#### [Exercise goal]
In the records that follow, show each line where the word "label" is present.

Dataset items:
========

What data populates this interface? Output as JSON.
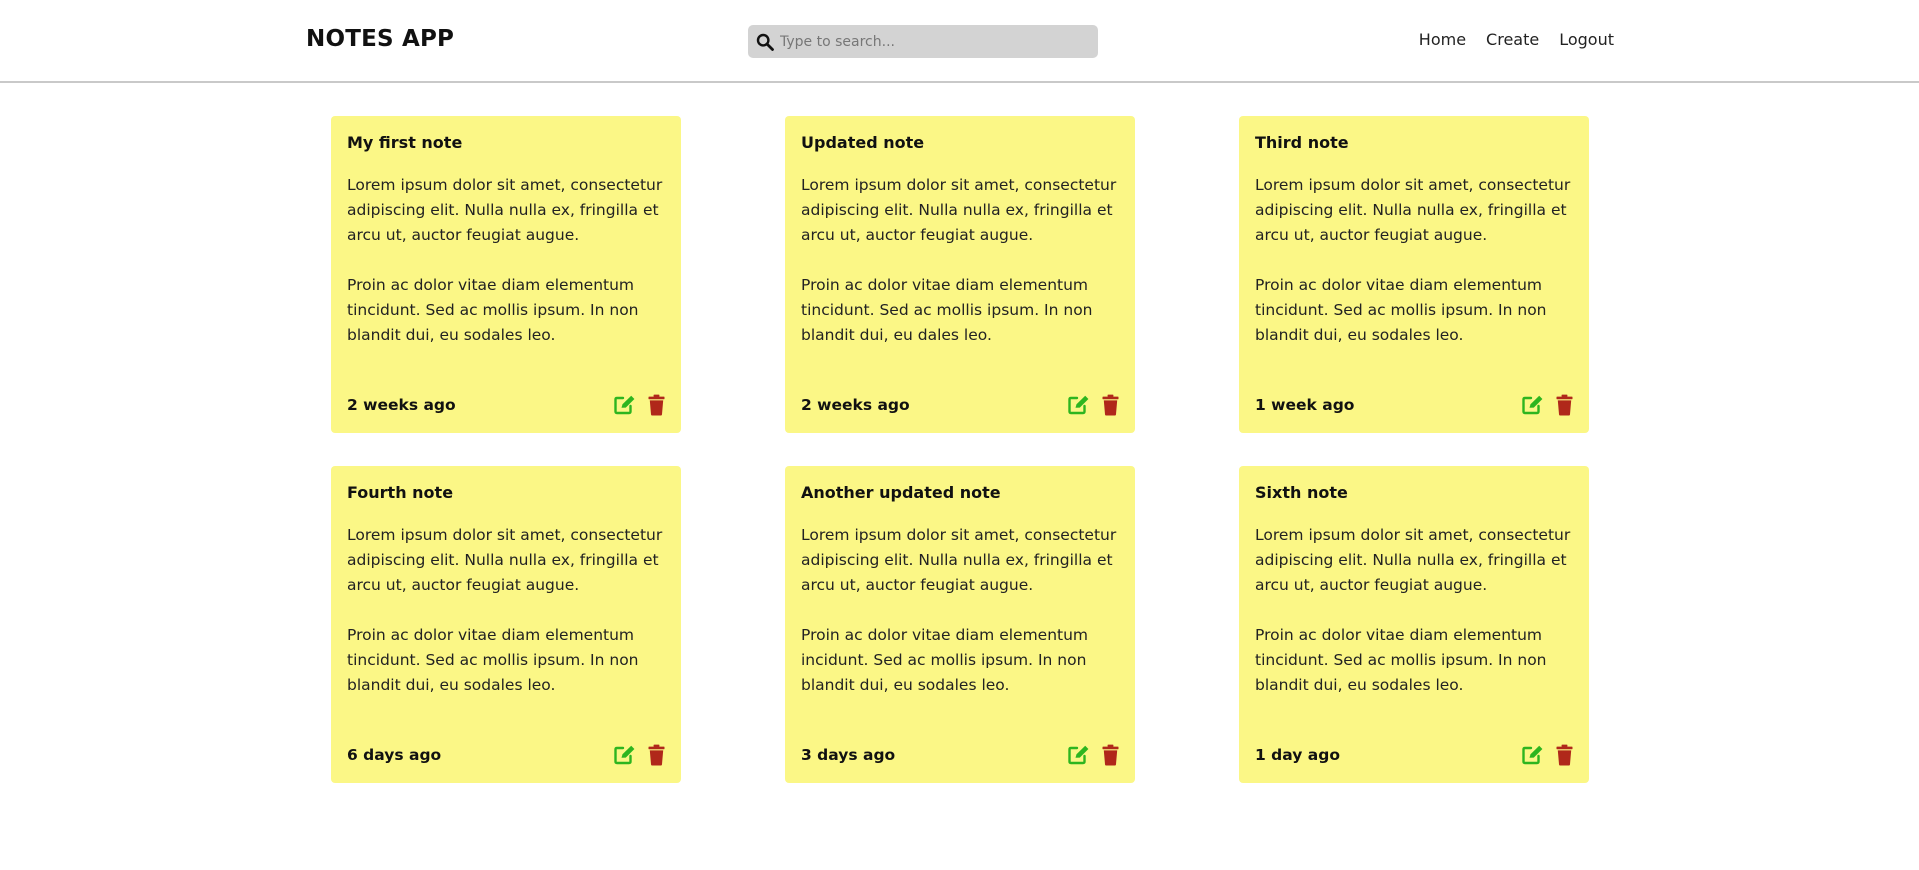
{
  "header": {
    "brand": "NOTES APP",
    "search_placeholder": "Type to search...",
    "nav": [
      {
        "label": "Home"
      },
      {
        "label": "Create"
      },
      {
        "label": "Logout"
      }
    ]
  },
  "colors": {
    "card_background": "#fbf786",
    "edit_icon": "#2db51f",
    "delete_icon": "#b0281a",
    "search_background": "#d3d3d3"
  },
  "icons": {
    "search": "search-icon",
    "edit": "edit-icon",
    "delete": "trash-icon"
  },
  "notes": [
    {
      "title": "My first note",
      "paragraphs": [
        "Lorem ipsum dolor sit amet, consectetur adipiscing elit. Nulla nulla ex, fringilla et arcu ut, auctor feugiat augue.",
        "Proin ac dolor vitae diam elementum tincidunt. Sed ac mollis ipsum. In non blandit dui, eu sodales leo."
      ],
      "date": "2 weeks ago"
    },
    {
      "title": "Updated note",
      "paragraphs": [
        "Lorem ipsum dolor sit amet, consectetur adipiscing elit. Nulla nulla ex, fringilla et arcu ut, auctor feugiat augue.",
        "Proin ac dolor vitae diam elementum tincidunt. Sed ac mollis ipsum. In non blandit dui, eu dales leo."
      ],
      "date": "2 weeks ago"
    },
    {
      "title": "Third note",
      "paragraphs": [
        "Lorem ipsum dolor sit amet, consectetur adipiscing elit. Nulla nulla ex, fringilla et arcu ut, auctor feugiat augue.",
        "Proin ac dolor vitae diam elementum tincidunt. Sed ac mollis ipsum. In non blandit dui, eu sodales leo."
      ],
      "date": "1 week ago"
    },
    {
      "title": "Fourth note",
      "paragraphs": [
        "Lorem ipsum dolor sit amet, consectetur adipiscing elit. Nulla nulla ex, fringilla et arcu ut, auctor feugiat augue.",
        "Proin ac dolor vitae diam elementum tincidunt. Sed ac mollis ipsum. In non blandit dui, eu sodales leo."
      ],
      "date": "6 days ago"
    },
    {
      "title": "Another updated note",
      "paragraphs": [
        "Lorem ipsum dolor sit amet, consectetur adipiscing elit. Nulla nulla ex, fringilla et arcu ut, auctor feugiat augue.",
        "Proin ac dolor vitae diam elementum incidunt. Sed ac mollis ipsum. In non blandit dui, eu sodales leo."
      ],
      "date": "3 days ago"
    },
    {
      "title": "Sixth note",
      "paragraphs": [
        "Lorem ipsum dolor sit amet, consectetur adipiscing elit. Nulla nulla ex, fringilla et arcu ut, auctor feugiat augue.",
        "Proin ac dolor vitae diam elementum tincidunt. Sed ac mollis ipsum. In non blandit dui, eu sodales leo."
      ],
      "date": "1 day ago"
    }
  ]
}
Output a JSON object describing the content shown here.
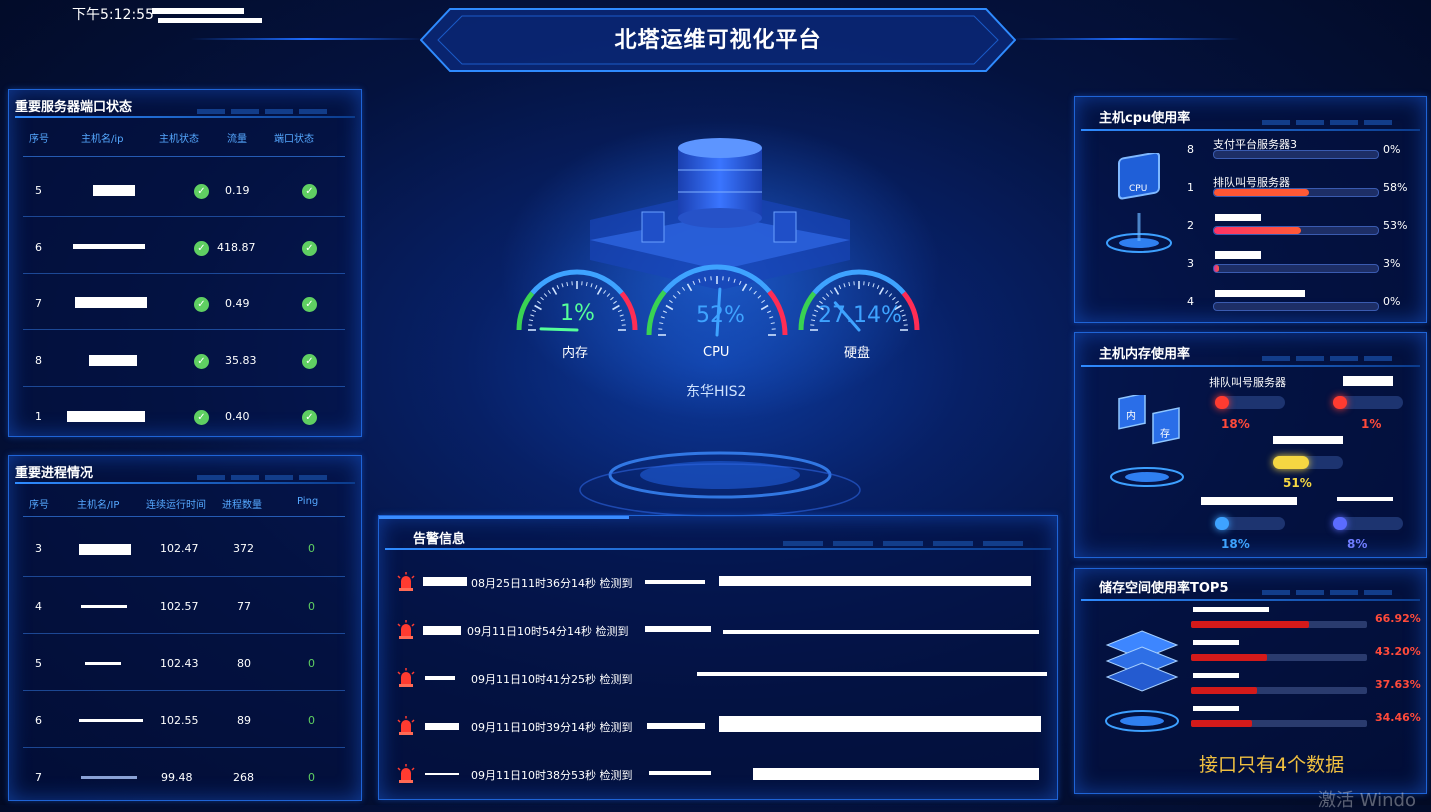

========

#### [Response to the exercise]
        "label": "Home"
        "label": "Create"
        "label": "Logout"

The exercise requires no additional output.